### RECORDED INFORMATION
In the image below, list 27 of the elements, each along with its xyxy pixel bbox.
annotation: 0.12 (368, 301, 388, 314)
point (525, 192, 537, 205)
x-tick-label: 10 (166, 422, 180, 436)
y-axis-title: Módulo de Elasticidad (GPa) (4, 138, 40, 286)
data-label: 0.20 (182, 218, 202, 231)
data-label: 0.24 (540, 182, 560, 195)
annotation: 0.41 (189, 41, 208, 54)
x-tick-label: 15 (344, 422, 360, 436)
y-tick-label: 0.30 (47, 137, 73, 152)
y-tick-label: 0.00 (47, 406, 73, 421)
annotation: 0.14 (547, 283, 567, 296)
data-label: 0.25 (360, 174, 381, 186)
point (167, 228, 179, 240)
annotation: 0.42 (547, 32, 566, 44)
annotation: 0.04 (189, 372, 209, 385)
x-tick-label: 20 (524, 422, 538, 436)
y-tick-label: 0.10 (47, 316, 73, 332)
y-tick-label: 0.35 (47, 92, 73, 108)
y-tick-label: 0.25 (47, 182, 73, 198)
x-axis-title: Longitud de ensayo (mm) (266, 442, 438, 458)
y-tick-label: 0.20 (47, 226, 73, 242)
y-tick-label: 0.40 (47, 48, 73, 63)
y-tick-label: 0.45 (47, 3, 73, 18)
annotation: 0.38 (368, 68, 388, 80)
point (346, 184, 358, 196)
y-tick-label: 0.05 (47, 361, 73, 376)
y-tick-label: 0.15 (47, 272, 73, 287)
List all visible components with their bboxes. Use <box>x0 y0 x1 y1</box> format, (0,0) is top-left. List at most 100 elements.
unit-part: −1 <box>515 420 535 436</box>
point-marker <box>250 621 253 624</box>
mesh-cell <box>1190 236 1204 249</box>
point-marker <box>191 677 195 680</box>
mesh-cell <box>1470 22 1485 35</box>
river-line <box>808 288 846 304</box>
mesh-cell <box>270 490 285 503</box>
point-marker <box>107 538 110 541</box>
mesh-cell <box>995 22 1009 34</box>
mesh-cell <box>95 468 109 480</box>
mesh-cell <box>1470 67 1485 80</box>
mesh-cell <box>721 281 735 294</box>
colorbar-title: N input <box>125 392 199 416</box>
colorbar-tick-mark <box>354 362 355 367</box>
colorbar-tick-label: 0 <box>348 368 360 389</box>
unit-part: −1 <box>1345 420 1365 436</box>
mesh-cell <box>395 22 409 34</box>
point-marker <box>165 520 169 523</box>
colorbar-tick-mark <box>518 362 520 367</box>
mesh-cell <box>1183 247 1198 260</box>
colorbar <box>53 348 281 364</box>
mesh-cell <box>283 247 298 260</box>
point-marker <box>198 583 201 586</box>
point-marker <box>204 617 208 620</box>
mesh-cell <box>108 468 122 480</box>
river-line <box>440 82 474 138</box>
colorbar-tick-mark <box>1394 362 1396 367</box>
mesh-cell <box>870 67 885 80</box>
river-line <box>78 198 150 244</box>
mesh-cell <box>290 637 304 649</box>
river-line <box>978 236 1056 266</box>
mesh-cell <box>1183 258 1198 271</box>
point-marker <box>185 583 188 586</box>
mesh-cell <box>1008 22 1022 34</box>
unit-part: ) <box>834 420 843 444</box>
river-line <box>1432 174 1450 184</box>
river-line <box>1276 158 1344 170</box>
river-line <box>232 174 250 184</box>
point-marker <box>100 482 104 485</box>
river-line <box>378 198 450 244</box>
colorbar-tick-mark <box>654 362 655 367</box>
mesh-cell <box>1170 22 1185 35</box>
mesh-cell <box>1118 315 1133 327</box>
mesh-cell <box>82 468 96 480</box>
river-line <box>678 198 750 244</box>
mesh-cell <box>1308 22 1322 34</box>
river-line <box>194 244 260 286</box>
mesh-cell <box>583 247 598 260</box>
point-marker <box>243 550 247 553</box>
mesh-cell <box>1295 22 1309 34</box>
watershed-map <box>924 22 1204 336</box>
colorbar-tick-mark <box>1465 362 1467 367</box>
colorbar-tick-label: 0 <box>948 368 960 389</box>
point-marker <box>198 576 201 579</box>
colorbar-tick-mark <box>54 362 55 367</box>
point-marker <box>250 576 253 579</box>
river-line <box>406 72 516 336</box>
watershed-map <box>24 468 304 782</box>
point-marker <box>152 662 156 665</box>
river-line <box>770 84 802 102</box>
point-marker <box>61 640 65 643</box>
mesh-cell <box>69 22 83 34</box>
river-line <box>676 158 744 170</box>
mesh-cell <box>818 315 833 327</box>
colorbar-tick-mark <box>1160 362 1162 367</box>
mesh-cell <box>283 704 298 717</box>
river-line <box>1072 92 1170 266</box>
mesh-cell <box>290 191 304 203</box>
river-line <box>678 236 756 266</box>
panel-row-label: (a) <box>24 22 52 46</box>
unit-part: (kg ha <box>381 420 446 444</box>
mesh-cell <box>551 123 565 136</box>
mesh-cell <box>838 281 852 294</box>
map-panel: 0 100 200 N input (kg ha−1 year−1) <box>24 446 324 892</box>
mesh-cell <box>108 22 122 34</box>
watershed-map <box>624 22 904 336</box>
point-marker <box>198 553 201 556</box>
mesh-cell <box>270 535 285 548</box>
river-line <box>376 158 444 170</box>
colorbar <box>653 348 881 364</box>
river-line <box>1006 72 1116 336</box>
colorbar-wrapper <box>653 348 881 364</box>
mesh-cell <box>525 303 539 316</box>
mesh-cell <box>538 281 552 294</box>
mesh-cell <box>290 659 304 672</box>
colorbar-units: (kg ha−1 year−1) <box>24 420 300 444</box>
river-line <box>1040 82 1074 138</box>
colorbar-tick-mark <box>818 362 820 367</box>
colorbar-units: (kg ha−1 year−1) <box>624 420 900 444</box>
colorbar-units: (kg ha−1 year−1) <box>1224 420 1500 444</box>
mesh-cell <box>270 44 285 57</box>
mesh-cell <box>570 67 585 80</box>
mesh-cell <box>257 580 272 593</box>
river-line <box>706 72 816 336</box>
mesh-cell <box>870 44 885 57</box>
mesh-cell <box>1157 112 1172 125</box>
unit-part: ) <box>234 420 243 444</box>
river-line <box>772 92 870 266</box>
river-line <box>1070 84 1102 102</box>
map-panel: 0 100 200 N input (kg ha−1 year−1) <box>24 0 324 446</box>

### WHAT THE TASK REQUIRES
Could you copy every one of the records above, line for line and character for character, without changing anything?

### EXPECTED ANSWER
In the image below, list 27 of the elements, each along with its xyxy pixel bbox.
annotation: 0.12 (368, 301, 388, 314)
point (525, 192, 537, 205)
x-tick-label: 10 (166, 422, 180, 436)
y-axis-title: Módulo de Elasticidad (GPa) (4, 138, 40, 286)
data-label: 0.20 (182, 218, 202, 231)
data-label: 0.24 (540, 182, 560, 195)
annotation: 0.41 (189, 41, 208, 54)
x-tick-label: 15 (344, 422, 360, 436)
y-tick-label: 0.30 (47, 137, 73, 152)
y-tick-label: 0.00 (47, 406, 73, 421)
annotation: 0.14 (547, 283, 567, 296)
data-label: 0.25 (360, 174, 381, 186)
point (167, 228, 179, 240)
annotation: 0.42 (547, 32, 566, 44)
annotation: 0.04 (189, 372, 209, 385)
x-tick-label: 20 (524, 422, 538, 436)
y-tick-label: 0.10 (47, 316, 73, 332)
y-tick-label: 0.35 (47, 92, 73, 108)
y-tick-label: 0.25 (47, 182, 73, 198)
x-axis-title: Longitud de ensayo (mm) (266, 442, 438, 458)
y-tick-label: 0.20 (47, 226, 73, 242)
y-tick-label: 0.40 (47, 48, 73, 63)
y-tick-label: 0.45 (47, 3, 73, 18)
annotation: 0.38 (368, 68, 388, 80)
point (346, 184, 358, 196)
y-tick-label: 0.05 (47, 361, 73, 376)
y-tick-label: 0.15 (47, 272, 73, 287)
List all visible components with their bboxes. Use <box>x0 y0 x1 y1</box> format, (0,0) is top-left. List at most 100 elements.
unit-part: −1 <box>515 420 535 436</box>
point-marker <box>250 621 253 624</box>
mesh-cell <box>1190 236 1204 249</box>
point-marker <box>191 677 195 680</box>
mesh-cell <box>1470 22 1485 35</box>
river-line <box>808 288 846 304</box>
mesh-cell <box>270 490 285 503</box>
point-marker <box>107 538 110 541</box>
mesh-cell <box>995 22 1009 34</box>
mesh-cell <box>95 468 109 480</box>
mesh-cell <box>1470 67 1485 80</box>
mesh-cell <box>721 281 735 294</box>
colorbar-title: N input <box>125 392 199 416</box>
colorbar-tick-mark <box>354 362 355 367</box>
colorbar-tick-label: 0 <box>348 368 360 389</box>
unit-part: −1 <box>1345 420 1365 436</box>
mesh-cell <box>395 22 409 34</box>
point-marker <box>165 520 169 523</box>
colorbar-tick-mark <box>518 362 520 367</box>
mesh-cell <box>1183 247 1198 260</box>
colorbar <box>53 348 281 364</box>
mesh-cell <box>283 247 298 260</box>
point-marker <box>198 583 201 586</box>
point-marker <box>204 617 208 620</box>
mesh-cell <box>108 468 122 480</box>
river-line <box>440 82 474 138</box>
colorbar-tick-mark <box>1394 362 1396 367</box>
mesh-cell <box>870 67 885 80</box>
river-line <box>78 198 150 244</box>
mesh-cell <box>290 637 304 649</box>
river-line <box>978 236 1056 266</box>
mesh-cell <box>1183 258 1198 271</box>
point-marker <box>185 583 188 586</box>
mesh-cell <box>1008 22 1022 34</box>
unit-part: ) <box>834 420 843 444</box>
river-line <box>1432 174 1450 184</box>
river-line <box>1276 158 1344 170</box>
river-line <box>232 174 250 184</box>
point-marker <box>100 482 104 485</box>
river-line <box>378 198 450 244</box>
colorbar-tick-mark <box>654 362 655 367</box>
mesh-cell <box>1170 22 1185 35</box>
mesh-cell <box>1118 315 1133 327</box>
mesh-cell <box>82 468 96 480</box>
river-line <box>678 198 750 244</box>
mesh-cell <box>1308 22 1322 34</box>
river-line <box>194 244 260 286</box>
mesh-cell <box>583 247 598 260</box>
point-marker <box>243 550 247 553</box>
mesh-cell <box>1295 22 1309 34</box>
watershed-map <box>924 22 1204 336</box>
colorbar-tick-mark <box>1465 362 1467 367</box>
colorbar-tick-label: 0 <box>948 368 960 389</box>
point-marker <box>198 576 201 579</box>
colorbar-tick-mark <box>54 362 55 367</box>
point-marker <box>250 576 253 579</box>
river-line <box>406 72 516 336</box>
watershed-map <box>24 468 304 782</box>
point-marker <box>152 662 156 665</box>
river-line <box>770 84 802 102</box>
point-marker <box>61 640 65 643</box>
mesh-cell <box>69 22 83 34</box>
river-line <box>676 158 744 170</box>
mesh-cell <box>818 315 833 327</box>
colorbar-tick-mark <box>1160 362 1162 367</box>
mesh-cell <box>283 704 298 717</box>
river-line <box>1072 92 1170 266</box>
mesh-cell <box>290 191 304 203</box>
river-line <box>678 236 756 266</box>
panel-row-label: (a) <box>24 22 52 46</box>
unit-part: (kg ha <box>381 420 446 444</box>
mesh-cell <box>551 123 565 136</box>
mesh-cell <box>838 281 852 294</box>
map-panel: 0 100 200 N input (kg ha−1 year−1) <box>24 446 324 892</box>
mesh-cell <box>108 22 122 34</box>
watershed-map <box>624 22 904 336</box>
point-marker <box>198 553 201 556</box>
mesh-cell <box>270 535 285 548</box>
river-line <box>376 158 444 170</box>
colorbar <box>653 348 881 364</box>
river-line <box>1006 72 1116 336</box>
colorbar-wrapper <box>653 348 881 364</box>
mesh-cell <box>525 303 539 316</box>
mesh-cell <box>538 281 552 294</box>
mesh-cell <box>290 659 304 672</box>
colorbar-units: (kg ha−1 year−1) <box>24 420 300 444</box>
river-line <box>1040 82 1074 138</box>
colorbar-tick-mark <box>818 362 820 367</box>
colorbar-units: (kg ha−1 year−1) <box>624 420 900 444</box>
colorbar-units: (kg ha−1 year−1) <box>1224 420 1500 444</box>
mesh-cell <box>270 44 285 57</box>
mesh-cell <box>570 67 585 80</box>
mesh-cell <box>257 580 272 593</box>
river-line <box>706 72 816 336</box>
mesh-cell <box>870 44 885 57</box>
mesh-cell <box>1157 112 1172 125</box>
unit-part: ) <box>234 420 243 444</box>
river-line <box>772 92 870 266</box>
river-line <box>1070 84 1102 102</box>
map-panel: 0 100 200 N input (kg ha−1 year−1) <box>24 0 324 446</box>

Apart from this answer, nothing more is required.